_Request_
Reproduce the following material line for line, without changing anything. Do not include the pictures in your output.
>> Begin Given data
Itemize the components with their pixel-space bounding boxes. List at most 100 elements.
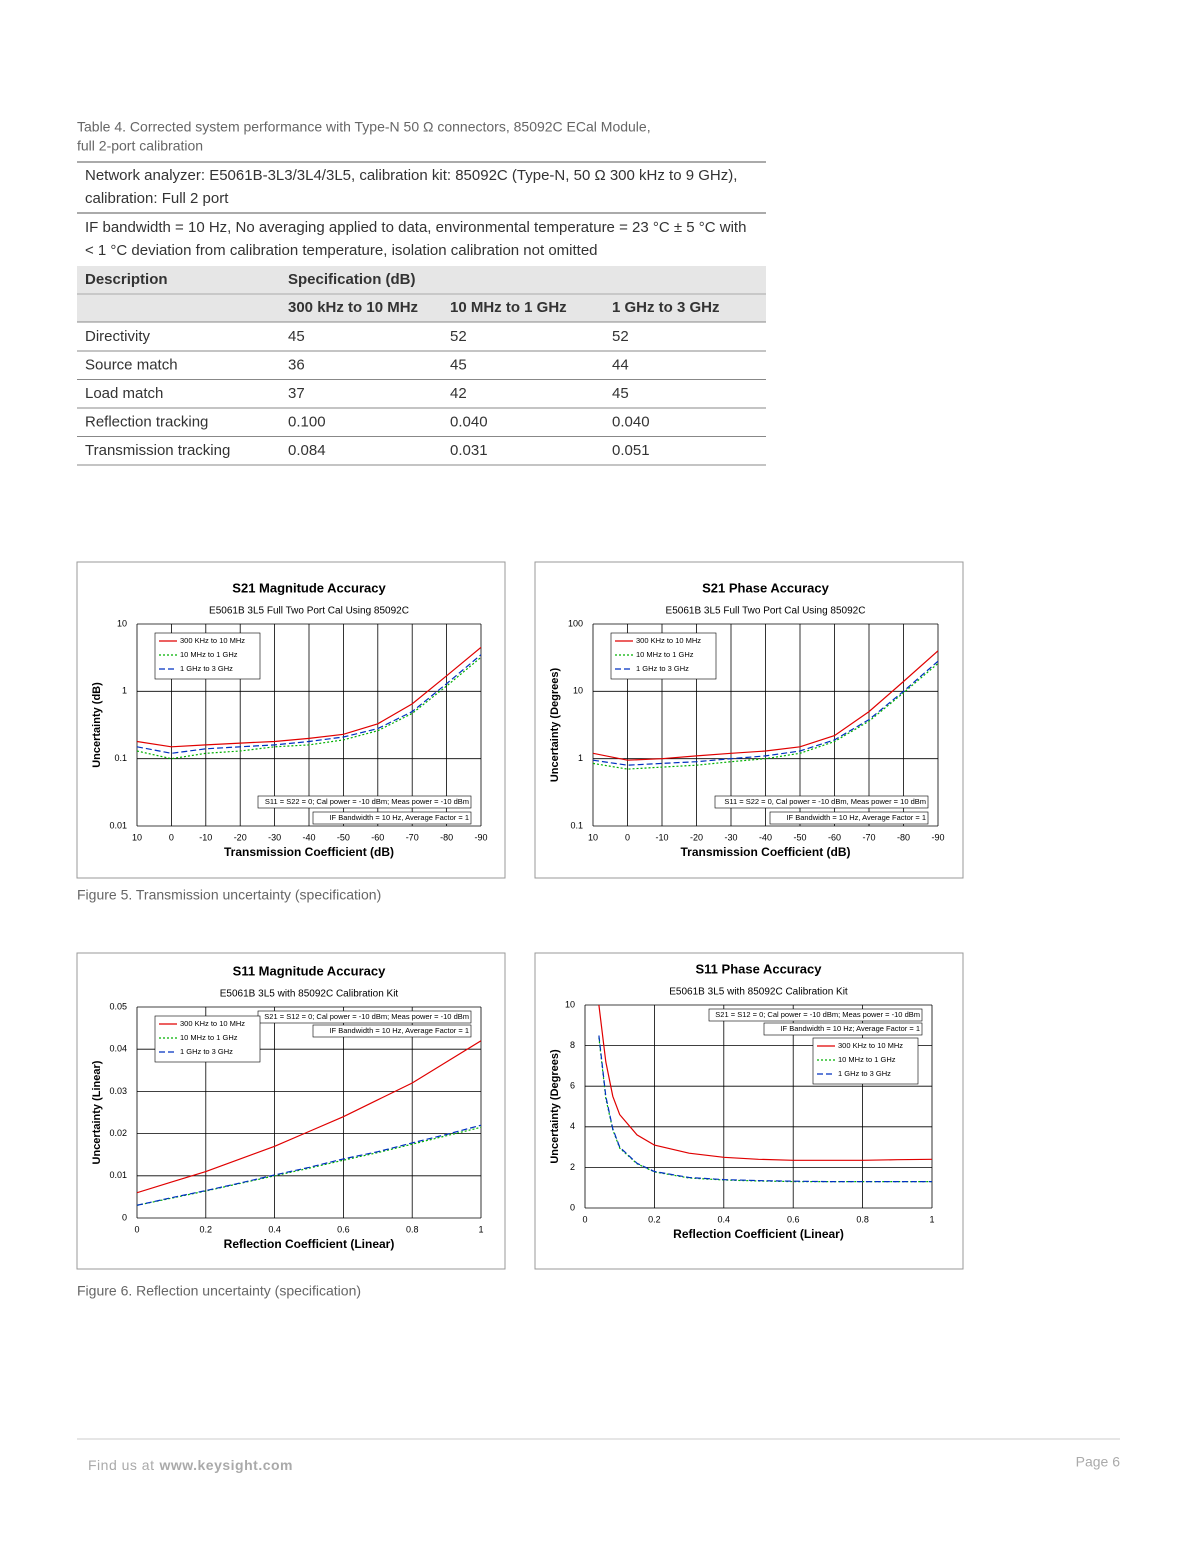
x-tick-label: 0 (582, 1214, 587, 1224)
y-tick-label: 2 (570, 1162, 575, 1172)
y-tick-label: 0 (570, 1202, 575, 1212)
table-cell: 45 (450, 356, 467, 373)
y-tick-label: 4 (570, 1121, 575, 1131)
series-line (137, 656, 481, 760)
legend-label: 10 MHz to 1 GHz (180, 650, 238, 659)
y-tick-label: 0.01 (109, 1170, 127, 1180)
y-tick-label: 0.1 (114, 753, 127, 763)
table-cell: 44 (612, 356, 629, 373)
x-tick-label: 0.2 (200, 1224, 213, 1234)
x-tick-label: 10 (132, 832, 142, 842)
header-cell: Description (85, 271, 168, 288)
chart-subtitle: E5061B 3L5 Full Two Port Cal Using 85092… (666, 606, 866, 617)
y-tick-label: 8 (570, 1040, 575, 1050)
x-tick-label: -30 (268, 832, 281, 842)
y-tick-label: 0.1 (570, 820, 583, 830)
chart-subtitle: E5061B 3L5 with 85092C Calibration Kit (220, 989, 399, 1000)
y-tick-label: 1 (578, 753, 583, 763)
y-axis-label: Uncertainty (Degrees) (549, 668, 561, 783)
x-tick-label: -10 (655, 832, 668, 842)
legend-label: 1 GHz to 3 GHz (838, 1069, 891, 1078)
annotation: S11 = S22 = 0, Cal power = -10 dBm, Meas… (724, 797, 926, 806)
table-cell: 0.031 (450, 442, 488, 459)
footer-link: www.keysight.com (158, 1457, 293, 1473)
x-tick-label: -20 (234, 832, 247, 842)
legend-label: 10 MHz to 1 GHz (636, 650, 694, 659)
x-tick-label: -30 (724, 832, 737, 842)
footer-text: Find us at www.keysight.com (88, 1457, 293, 1473)
table-cell: 0.084 (288, 442, 326, 459)
x-axis-label: Reflection Coefficient (Linear) (224, 1237, 395, 1251)
table-cell: 36 (288, 356, 305, 373)
x-axis-label: Reflection Coefficient (Linear) (673, 1227, 844, 1241)
x-tick-label: 10 (588, 832, 598, 842)
annotation-box (312, 811, 472, 825)
series-line (593, 662, 938, 770)
y-tick-label: 0.01 (109, 820, 127, 830)
legend-label: 1 GHz to 3 GHz (180, 1047, 233, 1056)
x-axis-label: Transmission Coefficient (dB) (224, 845, 394, 859)
x-tick-label: -10 (199, 832, 212, 842)
footer-prefix: Find us at (88, 1457, 154, 1473)
series-line (598, 1035, 932, 1183)
table-cell: 0.040 (612, 413, 650, 430)
x-tick-label: 0.2 (648, 1214, 661, 1224)
table-note: calibration: Full 2 port (85, 190, 229, 207)
series-line (593, 650, 938, 761)
x-tick-label: -80 (440, 832, 453, 842)
chart-title: S11 Magnitude Accuracy (233, 963, 386, 978)
annotation: IF Bandwidth = 10 Hz, Average Factor = 1 (329, 813, 469, 822)
series-line (598, 1005, 932, 1161)
annotation: S21 = S12 = 0; Cal power = -10 dBm; Meas… (715, 1010, 920, 1019)
series-line (137, 1126, 481, 1206)
x-tick-label: -20 (690, 832, 703, 842)
x-tick-label: -90 (474, 832, 487, 842)
x-tick-label: 0 (625, 832, 630, 842)
table-cell: 0.100 (288, 413, 326, 430)
subheader-cell: 10 MHz to 1 GHz (450, 299, 567, 316)
y-axis-label: Uncertainty (dB) (91, 682, 103, 768)
x-tick-label: 1 (929, 1214, 934, 1224)
table-caption: full 2-port calibration (77, 138, 203, 154)
annotation-box (769, 811, 929, 825)
subheader-cell: 300 kHz to 10 MHz (288, 299, 418, 316)
table-cell: 42 (450, 385, 467, 402)
annotation: IF Bandwidth = 10 Hz, Average Factor = 1 (329, 1026, 469, 1035)
y-tick-label: 100 (568, 618, 583, 628)
y-axis-label: Uncertainty (Degrees) (549, 1049, 561, 1164)
chart-title: S11 Phase Accuracy (696, 961, 823, 976)
series-line (137, 646, 481, 748)
chart-frame (76, 952, 506, 1270)
x-tick-label: 0.8 (856, 1214, 869, 1224)
x-tick-label: 0.6 (787, 1214, 800, 1224)
series-line (593, 660, 938, 766)
y-tick-label: 0.02 (109, 1128, 127, 1138)
table-cell: 45 (288, 328, 305, 345)
x-tick-label: -90 (931, 832, 944, 842)
y-tick-label: 0.04 (109, 1044, 127, 1054)
y-tick-label: 6 (570, 1081, 575, 1091)
chart-title: S21 Magnitude Accuracy (232, 580, 386, 595)
x-tick-label: 1 (478, 1224, 483, 1234)
table-cell: 0.040 (450, 413, 488, 430)
chart-subtitle: E5061B 3L5 with 85092C Calibration Kit (669, 987, 848, 998)
annotation-box (312, 1024, 472, 1038)
x-tick-label: -40 (759, 832, 772, 842)
x-tick-label: -80 (897, 832, 910, 842)
table-cell: Directivity (85, 328, 151, 345)
y-tick-label: 1 (122, 686, 127, 696)
x-tick-label: 0.6 (337, 1224, 350, 1234)
figure-caption: Figure 6. Reflection uncertainty (specif… (77, 1283, 361, 1299)
chart-frame (534, 561, 964, 879)
table-note: IF bandwidth = 10 Hz, No averaging appli… (85, 219, 746, 236)
legend-label: 1 GHz to 3 GHz (180, 664, 233, 673)
y-tick-label: 10 (117, 618, 127, 628)
table-caption: Table 4. Corrected system performance wi… (77, 119, 651, 135)
y-tick-label: 0.05 (109, 1001, 127, 1011)
table-cell: 37 (288, 385, 305, 402)
annotation-box (763, 1022, 923, 1036)
annotation: IF Bandwidth = 10 Hz, Average Factor = 1 (786, 813, 926, 822)
table-note: < 1 °C deviation from calibration temper… (85, 242, 598, 259)
annotation: S21 = S12 = 0; Cal power = -10 dBm; Meas… (264, 1012, 469, 1021)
>> End Given data
_The output_
Itemize the components with their pixel-space bounding boxes. List at most 100 elements.
x-tick-label: 0 (582, 1214, 587, 1224)
y-tick-label: 2 (570, 1162, 575, 1172)
y-tick-label: 0 (570, 1202, 575, 1212)
table-cell: 45 (450, 356, 467, 373)
y-tick-label: 4 (570, 1121, 575, 1131)
series-line (137, 656, 481, 760)
legend-label: 10 MHz to 1 GHz (180, 650, 238, 659)
y-tick-label: 0.01 (109, 1170, 127, 1180)
y-tick-label: 0.1 (114, 753, 127, 763)
table-cell: 44 (612, 356, 629, 373)
x-tick-label: 0.2 (200, 1224, 213, 1234)
x-tick-label: 10 (132, 832, 142, 842)
header-cell: Description (85, 271, 168, 288)
chart-subtitle: E5061B 3L5 Full Two Port Cal Using 85092… (666, 606, 866, 617)
y-tick-label: 8 (570, 1040, 575, 1050)
x-tick-label: -30 (268, 832, 281, 842)
y-tick-label: 0.1 (570, 820, 583, 830)
chart-subtitle: E5061B 3L5 with 85092C Calibration Kit (220, 989, 399, 1000)
y-tick-label: 1 (578, 753, 583, 763)
y-axis-label: Uncertainty (Degrees) (549, 668, 561, 783)
x-tick-label: -10 (655, 832, 668, 842)
legend-label: 1 GHz to 3 GHz (838, 1069, 891, 1078)
annotation: S11 = S22 = 0, Cal power = -10 dBm, Meas… (724, 797, 926, 806)
table-cell: 0.031 (450, 442, 488, 459)
footer-link: www.keysight.com (158, 1457, 293, 1473)
x-tick-label: -20 (234, 832, 247, 842)
legend-label: 10 MHz to 1 GHz (636, 650, 694, 659)
x-tick-label: -30 (724, 832, 737, 842)
footer-text: Find us at www.keysight.com (88, 1457, 293, 1473)
table-cell: 0.084 (288, 442, 326, 459)
x-axis-label: Reflection Coefficient (Linear) (224, 1237, 395, 1251)
table-cell: 36 (288, 356, 305, 373)
x-axis-label: Reflection Coefficient (Linear) (673, 1227, 844, 1241)
x-tick-label: 10 (588, 832, 598, 842)
annotation-box (312, 811, 472, 825)
series-line (593, 662, 938, 770)
y-tick-label: 0.01 (109, 820, 127, 830)
legend-label: 1 GHz to 3 GHz (180, 1047, 233, 1056)
x-axis-label: Transmission Coefficient (dB) (224, 845, 394, 859)
x-tick-label: -10 (199, 832, 212, 842)
footer-prefix: Find us at (88, 1457, 154, 1473)
series-line (598, 1035, 932, 1183)
table-cell: 0.040 (612, 413, 650, 430)
x-tick-label: 0.2 (648, 1214, 661, 1224)
table-note: calibration: Full 2 port (85, 190, 229, 207)
series-line (593, 650, 938, 761)
x-tick-label: -80 (440, 832, 453, 842)
chart-title: S11 Magnitude Accuracy (233, 963, 386, 978)
annotation: IF Bandwidth = 10 Hz, Average Factor = 1 (329, 813, 469, 822)
series-line (598, 1005, 932, 1161)
annotation: S21 = S12 = 0; Cal power = -10 dBm; Meas… (715, 1010, 920, 1019)
series-line (137, 1126, 481, 1206)
x-tick-label: -20 (690, 832, 703, 842)
x-tick-label: -90 (474, 832, 487, 842)
x-tick-label: 0 (625, 832, 630, 842)
table-cell: 0.100 (288, 413, 326, 430)
subheader-cell: 10 MHz to 1 GHz (450, 299, 567, 316)
y-axis-label: Uncertainty (dB) (91, 682, 103, 768)
x-tick-label: 1 (929, 1214, 934, 1224)
table-caption: full 2-port calibration (77, 138, 203, 154)
annotation-box (769, 811, 929, 825)
subheader-cell: 300 kHz to 10 MHz (288, 299, 418, 316)
table-cell: 42 (450, 385, 467, 402)
annotation: IF Bandwidth = 10 Hz, Average Factor = 1 (329, 1026, 469, 1035)
y-tick-label: 100 (568, 618, 583, 628)
y-axis-label: Uncertainty (Degrees) (549, 1049, 561, 1164)
chart-title: S11 Phase Accuracy (696, 961, 823, 976)
series-line (137, 646, 481, 748)
chart-frame (76, 952, 506, 1270)
x-tick-label: 0.8 (856, 1214, 869, 1224)
x-tick-label: 0.6 (787, 1214, 800, 1224)
series-line (593, 660, 938, 766)
y-tick-label: 0.02 (109, 1128, 127, 1138)
table-cell: 45 (288, 328, 305, 345)
x-tick-label: -90 (931, 832, 944, 842)
y-tick-label: 0.04 (109, 1044, 127, 1054)
y-tick-label: 6 (570, 1081, 575, 1091)
chart-title: S21 Magnitude Accuracy (232, 580, 386, 595)
x-tick-label: 1 (478, 1224, 483, 1234)
table-cell: 0.040 (450, 413, 488, 430)
chart-subtitle: E5061B 3L5 with 85092C Calibration Kit (669, 987, 848, 998)
annotation-box (312, 1024, 472, 1038)
x-tick-label: -40 (759, 832, 772, 842)
x-tick-label: -80 (897, 832, 910, 842)
table-cell: Directivity (85, 328, 151, 345)
y-tick-label: 1 (122, 686, 127, 696)
x-tick-label: 0.6 (337, 1224, 350, 1234)
figure-caption: Figure 6. Reflection uncertainty (specif… (77, 1283, 361, 1299)
chart-frame (534, 561, 964, 879)
table-note: IF bandwidth = 10 Hz, No averaging appli… (85, 219, 746, 236)
legend-label: 1 GHz to 3 GHz (180, 664, 233, 673)
y-tick-label: 10 (117, 618, 127, 628)
table-caption: Table 4. Corrected system performance wi… (77, 119, 651, 135)
y-tick-label: 0.05 (109, 1001, 127, 1011)
table-cell: 37 (288, 385, 305, 402)
annotation-box (763, 1022, 923, 1036)
annotation: IF Bandwidth = 10 Hz, Average Factor = 1 (786, 813, 926, 822)
table-note: < 1 °C deviation from calibration temper… (85, 242, 598, 259)
annotation: S21 = S12 = 0; Cal power = -10 dBm; Meas… (264, 1012, 469, 1021)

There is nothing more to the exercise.